Task to complete
Set the following entries down again exactly, line by line.

Stored data
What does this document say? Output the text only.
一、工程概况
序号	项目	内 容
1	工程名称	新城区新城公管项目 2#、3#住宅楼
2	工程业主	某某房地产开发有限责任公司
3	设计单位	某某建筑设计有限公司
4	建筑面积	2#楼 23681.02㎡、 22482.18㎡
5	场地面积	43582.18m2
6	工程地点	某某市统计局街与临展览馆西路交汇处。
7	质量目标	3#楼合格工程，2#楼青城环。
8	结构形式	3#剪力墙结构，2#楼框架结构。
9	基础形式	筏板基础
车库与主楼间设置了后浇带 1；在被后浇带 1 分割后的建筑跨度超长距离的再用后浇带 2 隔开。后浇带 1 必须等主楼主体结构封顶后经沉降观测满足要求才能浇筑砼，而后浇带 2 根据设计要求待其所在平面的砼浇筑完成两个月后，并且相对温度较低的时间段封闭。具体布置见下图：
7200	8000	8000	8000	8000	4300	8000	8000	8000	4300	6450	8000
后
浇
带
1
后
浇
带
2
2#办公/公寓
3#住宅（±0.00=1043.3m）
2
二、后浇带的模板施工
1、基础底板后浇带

Exercise result
What does this document say? Output the text only.
一、工程概况
序号	项目	内 容
1	工程名称	新城区新城公管项目 2#、3#住宅楼
2	工程业主	某某房地产开发有限责任公司
3	设计单位	某某建筑设计有限公司
4	建筑面积	2#楼 23681.02㎡、 22482.18㎡
5	场地面积	43582.18m2
6	工程地点	某某市统计局街与临展览馆西路交汇处。
7	质量目标	3#楼合格工程，2#楼青城环。
8	结构形式	3#剪力墙结构，2#楼框架结构。
9	基础形式	筏板基础
车库与主楼间设置了后浇带 1；在被后浇带 1 分割后的建筑跨度超长距离的再用后浇带 2 隔开。后浇带 1 必须等主楼主体结构封顶后经沉降观测满足要求才能浇筑砼，而后浇带 2 根据设计要求待其所在平面的砼浇筑完成两个月后，并且相对温度较低的时间段封闭。具体布置见下图：
7200	8000	8000	8000	8000	4300	8000	8000	8000	4300	6450	8000
后
浇
带
1
后
浇
带
2
2#办公/公寓
3#住宅（±0.00=1043.3m）
2
二、后浇带的模板施工
1、基础底板后浇带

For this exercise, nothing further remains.